GIVEN EXERCISE A
From the copper flow battery passage, copy the words starting at "The watt-hour efficiency of" and ending at "discharging of the cell.".
GIVEN EXERCISE B
Repeat the entries word for word, starting at their beginning and ending at the line that contains "The shaft 34 is at (300, 530).", and leave out the pictures.

==== TEXT SECTION

A copper flow battery can be operated at a current density of about 1 to about 1000 mA/cm². In one embodiment, the battery is operated at a current density of about 50 to about 200 mA/cm². In another embodiment, the battery is operated at a current density of about 100 mA/cm². The temperature of the electrolyte can be from about 0° C. to about 60° C. In one embodiment, the temperature of the bath is about 25° C. It will be appreciated that, even if operating at about room temperature (e.g., about 25° C.), the temperature of the bath may increase during operation.

A copper flow battery in accordance with aspects of the present technology can have an energy to power ratio of from about 0.1 to over 10 with a de-coupled system. In one embodiment, the energy to power ratio is from about 1 to about 4. In another embodiment, the energy to power ratio is from about 1 to about 2. The plating capacity of the system with a planar substrate can be from about 50 mAh/cm² to about 500 mAh/cm². In one embodiment, the plating capacity of the system may be from about 100 mAh/cm² to about 200 mAh/cm². Larger plating capacities increase the discharge time and, consequently, the energy to power ratio of the system. In embodiments, the battery has a plating efficiency of from about 85% to about 100%.

The watt-hour efficiency of the bath can be from about 40 to about 85%. In one embodiment, the watt-hour efficiency is from about 45 to about 55%. As used herein, watt-hour efficiency refers to the voltage on discharge divided by the voltage on charge at equal currents during charge and discharge of the cell. The voltage on charge refers to the open circuit potential minus the sum of the kinetic, ohmic, and mass transfer overpotentials on charging of the cell. The voltage on discharge refers to the open circuit potential minus the sum of the kinetic, ohmic, and mass transfer overpotentials on discharging of the cell.

========
==== ROWS

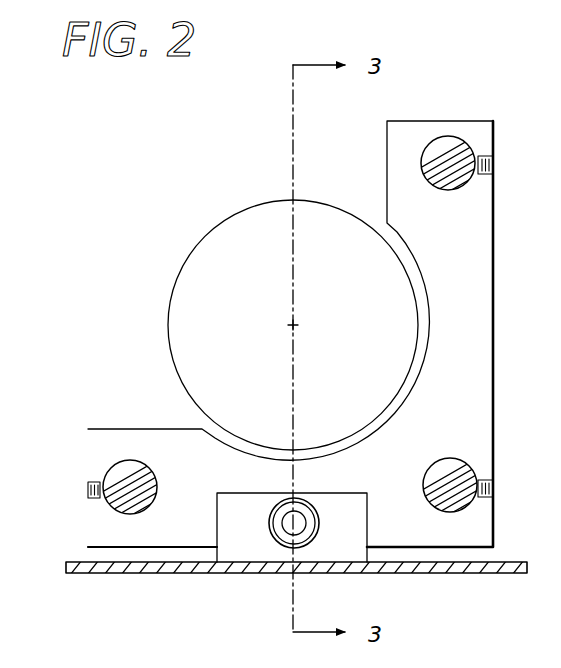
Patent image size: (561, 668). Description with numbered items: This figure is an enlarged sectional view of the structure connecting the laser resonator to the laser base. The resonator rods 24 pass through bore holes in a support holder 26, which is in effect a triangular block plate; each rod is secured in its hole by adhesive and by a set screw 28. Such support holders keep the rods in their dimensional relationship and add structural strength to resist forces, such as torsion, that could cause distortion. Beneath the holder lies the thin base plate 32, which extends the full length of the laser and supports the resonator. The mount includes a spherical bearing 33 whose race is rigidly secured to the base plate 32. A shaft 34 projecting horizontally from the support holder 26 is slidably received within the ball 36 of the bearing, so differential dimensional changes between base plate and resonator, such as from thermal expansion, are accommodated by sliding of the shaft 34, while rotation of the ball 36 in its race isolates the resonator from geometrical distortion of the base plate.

The rods 24 is at (463, 150).
The support holder 26 is at (485, 355).
The set screw 28 is at (496, 173).
The base plate 32 is at (487, 567).
The spherical bearing 33 is at (273, 540).
The shaft 34 is at (300, 530).
The ball 36 is at (286, 538).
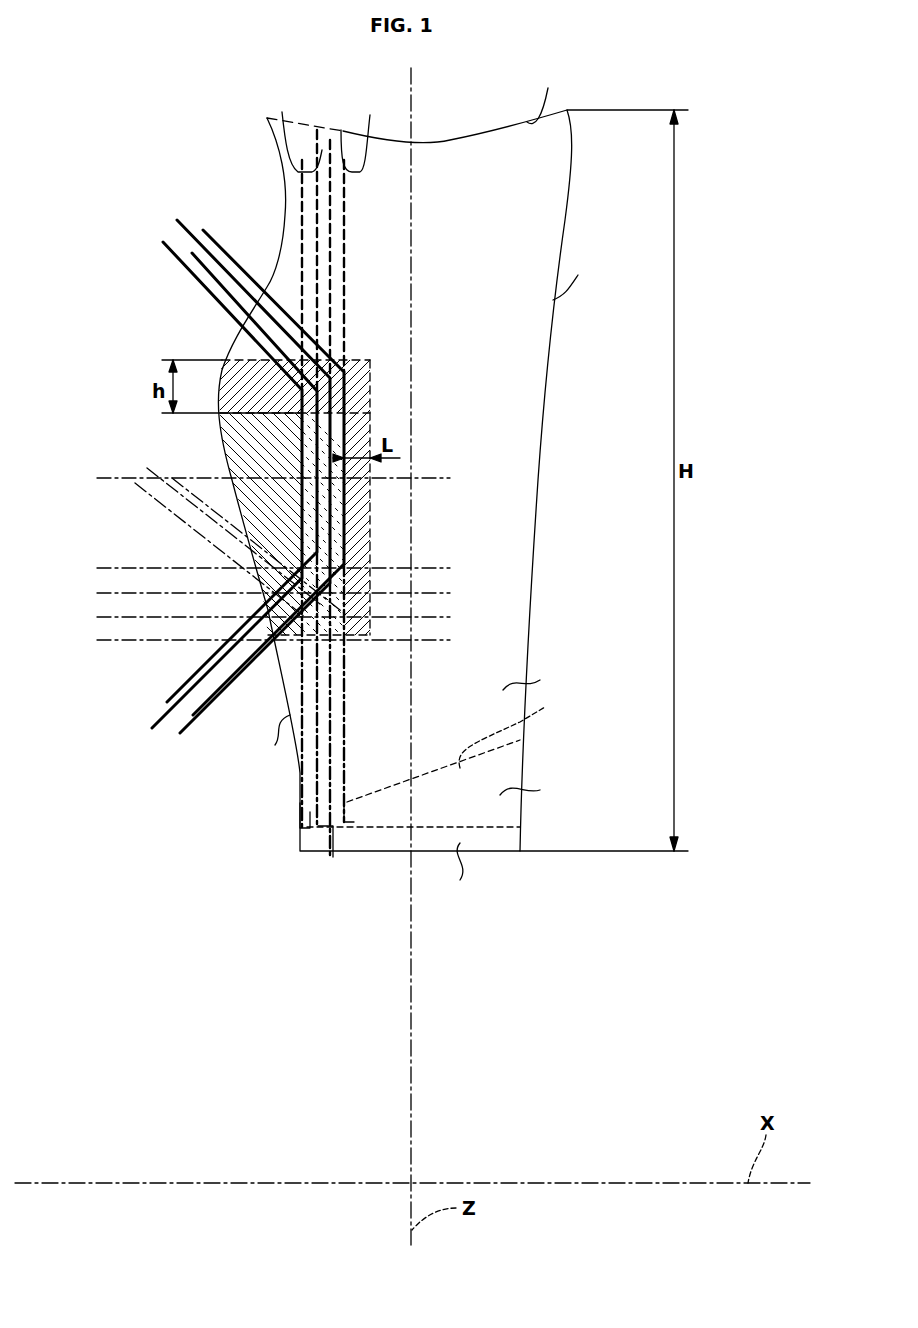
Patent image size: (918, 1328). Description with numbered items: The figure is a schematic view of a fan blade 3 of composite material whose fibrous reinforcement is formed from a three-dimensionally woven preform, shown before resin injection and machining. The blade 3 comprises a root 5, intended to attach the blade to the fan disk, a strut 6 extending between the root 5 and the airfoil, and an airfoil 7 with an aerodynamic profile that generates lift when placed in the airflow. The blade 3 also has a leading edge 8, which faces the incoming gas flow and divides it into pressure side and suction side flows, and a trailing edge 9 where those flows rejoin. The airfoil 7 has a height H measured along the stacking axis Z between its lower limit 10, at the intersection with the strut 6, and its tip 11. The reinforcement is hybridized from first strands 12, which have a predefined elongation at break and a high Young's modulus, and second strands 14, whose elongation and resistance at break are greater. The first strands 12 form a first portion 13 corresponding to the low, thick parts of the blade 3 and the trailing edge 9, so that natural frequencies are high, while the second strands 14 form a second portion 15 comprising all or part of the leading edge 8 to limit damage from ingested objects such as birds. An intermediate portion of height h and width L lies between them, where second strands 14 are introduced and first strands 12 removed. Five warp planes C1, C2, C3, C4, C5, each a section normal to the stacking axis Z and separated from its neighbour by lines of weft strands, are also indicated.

The blade 3 is at (726, 382).
The root 5 is at (453, 871).
The strut 6 is at (526, 780).
The airfoil 7 is at (528, 669).
The leading edge 8 is at (273, 740).
The trailing edge 9 is at (572, 276).
The lower limit 10 is at (459, 744).
The tip 11 is at (546, 93).
The first strands 12 is at (283, 118).
The first portion 13 is at (461, 519).
The second strands 14 is at (215, 262).
The second portion 15 is at (286, 519).
The warp plane C1 is at (98, 640).
The warp plane C2 is at (98, 617).
The warp plane C3 is at (98, 593).
The warp plane C4 is at (98, 568).
The warp plane C5 is at (98, 478).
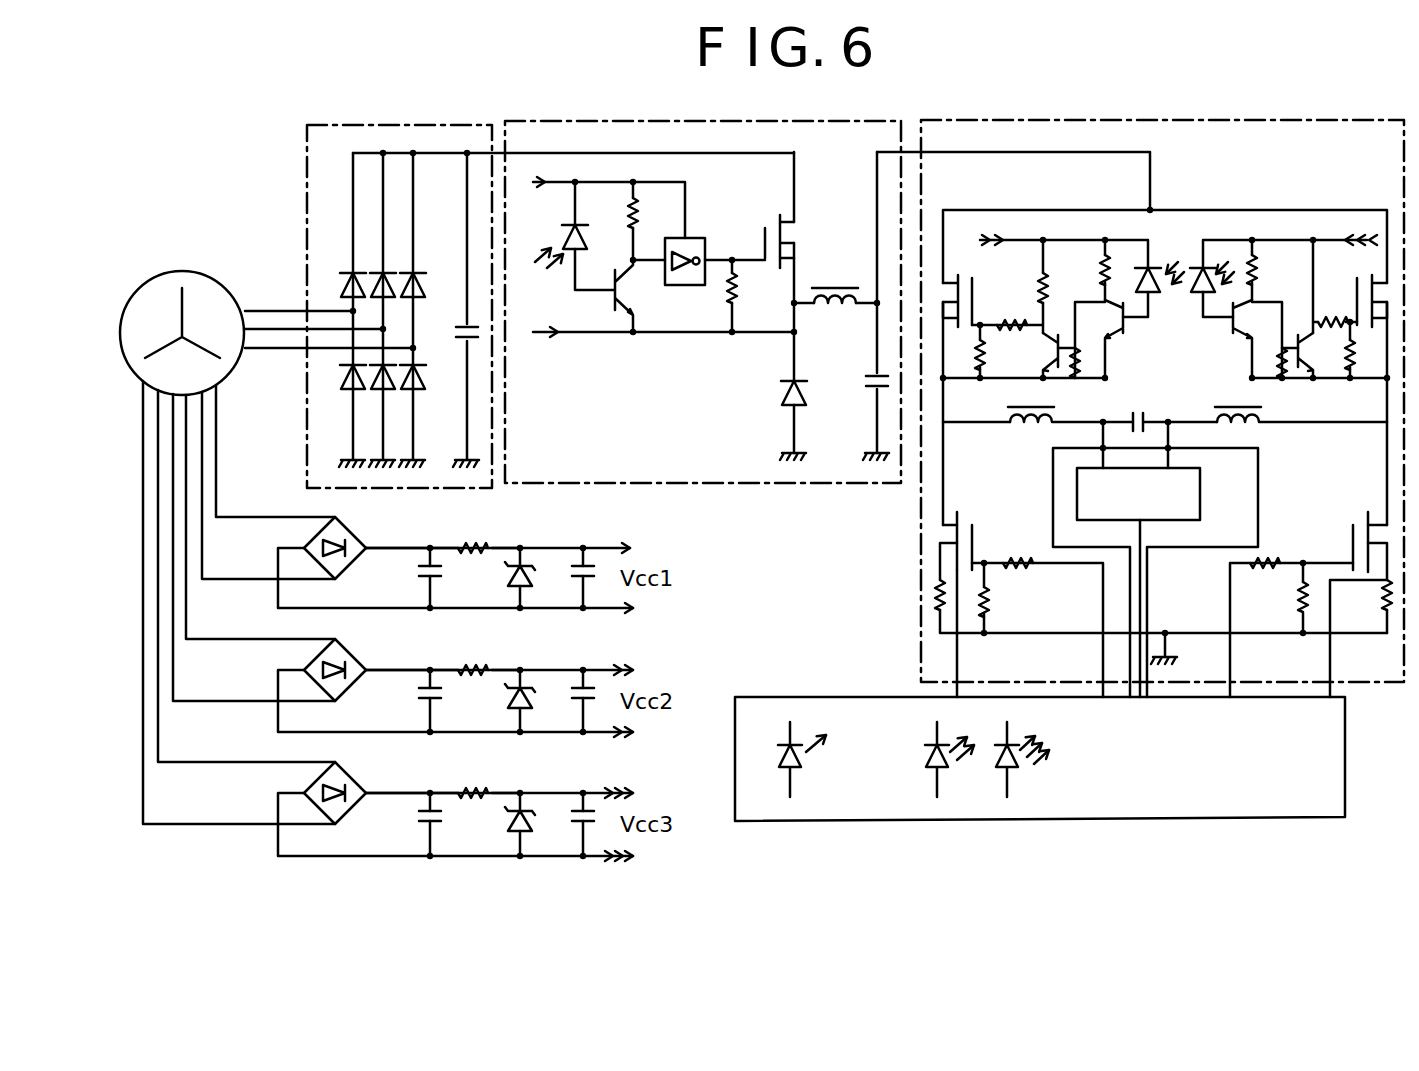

========

ANSWER A
The watt-hour efficiency of the bath can be from about 40 to about 85%. In one embodiment, the watt-hour efficiency is from about 45 to about 55%. As used herein, watt-hour efficiency refers to the voltage on discharge divided by the voltage on charge at equal currents during charge and discharge of the cell. The voltage on charge refers to the open circuit potential minus the sum of the kinetic, ohmic, and mass transfer overpotentials on charging of the cell. The voltage on discharge refers to the open circuit potential minus the sum of the kinetic, ohmic, and mass transfer overpotentials on discharging of the cell.

ANSWER B
Patent image size: (561, 668). Description with numbered items: This figure is an enlarged sectional view of the structure connecting the laser resonator to the laser base. The resonator rods 24 pass through bore holes in a support holder 26, which is in effect a triangular block plate; each rod is secured in its hole by adhesive and by a set screw 28. Such support holders keep the rods in their dimensional relationship and add structural strength to resist forces, such as torsion, that could cause distortion. Beneath the holder lies the thin base plate 32, which extends the full length of the laser and supports the resonator. The mount includes a spherical bearing 33 whose race is rigidly secured to the base plate 32. A shaft 34 projecting horizontally from the support holder 26 is slidably received within the ball 36 of the bearing, so differential dimensional changes between base plate and resonator, such as from thermal expansion, are accommodated by sliding of the shaft 34, while rotation of the ball 36 in its race isolates the resonator from geometrical distortion of the base plate.

The rods 24 is at (463, 150).
The support holder 26 is at (485, 355).
The set screw 28 is at (496, 173).
The base plate 32 is at (487, 567).
The spherical bearing 33 is at (273, 540).
The shaft 34 is at (300, 530).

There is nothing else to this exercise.